**DIRECTIONS FOR THIS TASK**
When you reach the entries, transcribe each one exactly.

──────── DATA IN THIS EXERCISE

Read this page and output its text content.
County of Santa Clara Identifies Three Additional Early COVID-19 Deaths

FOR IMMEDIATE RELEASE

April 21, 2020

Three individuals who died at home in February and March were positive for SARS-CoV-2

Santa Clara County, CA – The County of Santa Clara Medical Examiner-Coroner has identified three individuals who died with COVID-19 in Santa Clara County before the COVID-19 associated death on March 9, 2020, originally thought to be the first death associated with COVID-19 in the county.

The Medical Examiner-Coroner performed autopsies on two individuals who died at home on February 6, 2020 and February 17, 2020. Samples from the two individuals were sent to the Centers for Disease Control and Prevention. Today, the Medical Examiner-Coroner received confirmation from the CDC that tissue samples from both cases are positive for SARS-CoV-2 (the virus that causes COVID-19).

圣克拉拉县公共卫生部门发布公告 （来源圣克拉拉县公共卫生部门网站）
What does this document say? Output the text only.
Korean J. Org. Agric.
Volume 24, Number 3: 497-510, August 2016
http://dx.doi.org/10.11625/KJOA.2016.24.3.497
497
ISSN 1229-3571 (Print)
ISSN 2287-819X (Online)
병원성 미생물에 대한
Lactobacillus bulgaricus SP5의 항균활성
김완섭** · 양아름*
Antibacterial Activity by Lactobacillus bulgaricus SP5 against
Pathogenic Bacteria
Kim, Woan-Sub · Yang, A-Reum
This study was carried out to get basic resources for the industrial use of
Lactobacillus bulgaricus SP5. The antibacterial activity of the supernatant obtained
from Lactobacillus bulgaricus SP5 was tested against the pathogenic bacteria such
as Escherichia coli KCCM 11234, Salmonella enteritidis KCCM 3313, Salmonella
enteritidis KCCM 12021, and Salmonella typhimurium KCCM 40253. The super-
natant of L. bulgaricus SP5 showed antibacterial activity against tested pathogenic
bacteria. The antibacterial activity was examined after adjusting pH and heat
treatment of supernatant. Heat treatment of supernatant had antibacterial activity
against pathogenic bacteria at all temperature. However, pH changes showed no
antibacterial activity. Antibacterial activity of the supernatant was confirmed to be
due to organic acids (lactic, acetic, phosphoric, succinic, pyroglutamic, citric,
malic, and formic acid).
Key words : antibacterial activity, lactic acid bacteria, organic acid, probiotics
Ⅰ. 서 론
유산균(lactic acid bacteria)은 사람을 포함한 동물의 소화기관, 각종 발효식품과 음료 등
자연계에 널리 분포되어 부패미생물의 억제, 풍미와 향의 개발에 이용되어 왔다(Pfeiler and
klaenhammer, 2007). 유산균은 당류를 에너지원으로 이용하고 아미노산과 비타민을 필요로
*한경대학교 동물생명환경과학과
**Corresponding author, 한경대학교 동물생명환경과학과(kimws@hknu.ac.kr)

────────────────

**EXPECTED ANSWER**
Read this page and output its text content.
County of Santa Clara Identifies Three Additional Early COVID-19 Deaths

FOR IMMEDIATE RELEASE

April 21, 2020

Three individuals who died at home in February and March were positive for SARS-CoV-2

Santa Clara County, CA – The County of Santa Clara Medical Examiner-Coroner has identified three individuals who died with COVID-19 in Santa Clara County before the COVID-19 associated death on March 9, 2020, originally thought to be the first death associated with COVID-19 in the county.

The Medical Examiner-Coroner performed autopsies on two individuals who died at home on February 6, 2020 and February 17, 2020. Samples from the two individuals were sent to the Centers for Disease Control and Prevention. Today, the Medical Examiner-Coroner received confirmation from the CDC that tissue samples from both cases are positive for SARS-CoV-2 (the virus that causes COVID-19).

圣克拉拉县公共卫生部门发布公告 （来源圣克拉拉县公共卫生部门网站）
What does this document say? Output the text only.
Korean J. Org. Agric.
Volume 24, Number 3: 497-510, August 2016
http://dx.doi.org/10.11625/KJOA.2016.24.3.497
497
ISSN 1229-3571 (Print)
ISSN 2287-819X (Online)
병원성 미생물에 대한
Lactobacillus bulgaricus SP5의 항균활성
김완섭** · 양아름*
Antibacterial Activity by Lactobacillus bulgaricus SP5 against
Pathogenic Bacteria
Kim, Woan-Sub · Yang, A-Reum
This study was carried out to get basic resources for the industrial use of
Lactobacillus bulgaricus SP5. The antibacterial activity of the supernatant obtained
from Lactobacillus bulgaricus SP5 was tested against the pathogenic bacteria such
as Escherichia coli KCCM 11234, Salmonella enteritidis KCCM 3313, Salmonella
enteritidis KCCM 12021, and Salmonella typhimurium KCCM 40253. The super-
natant of L. bulgaricus SP5 showed antibacterial activity against tested pathogenic
bacteria. The antibacterial activity was examined after adjusting pH and heat
treatment of supernatant. Heat treatment of supernatant had antibacterial activity
against pathogenic bacteria at all temperature. However, pH changes showed no
antibacterial activity. Antibacterial activity of the supernatant was confirmed to be
due to organic acids (lactic, acetic, phosphoric, succinic, pyroglutamic, citric,
malic, and formic acid).
Key words : antibacterial activity, lactic acid bacteria, organic acid, probiotics
Ⅰ. 서 론
유산균(lactic acid bacteria)은 사람을 포함한 동물의 소화기관, 각종 발효식품과 음료 등
자연계에 널리 분포되어 부패미생물의 억제, 풍미와 향의 개발에 이용되어 왔다(Pfeiler and
klaenhammer, 2007). 유산균은 당류를 에너지원으로 이용하고 아미노산과 비타민을 필요로
*한경대학교 동물생명환경과학과
**Corresponding author, 한경대학교 동물생명환경과학과(kimws@hknu.ac.kr)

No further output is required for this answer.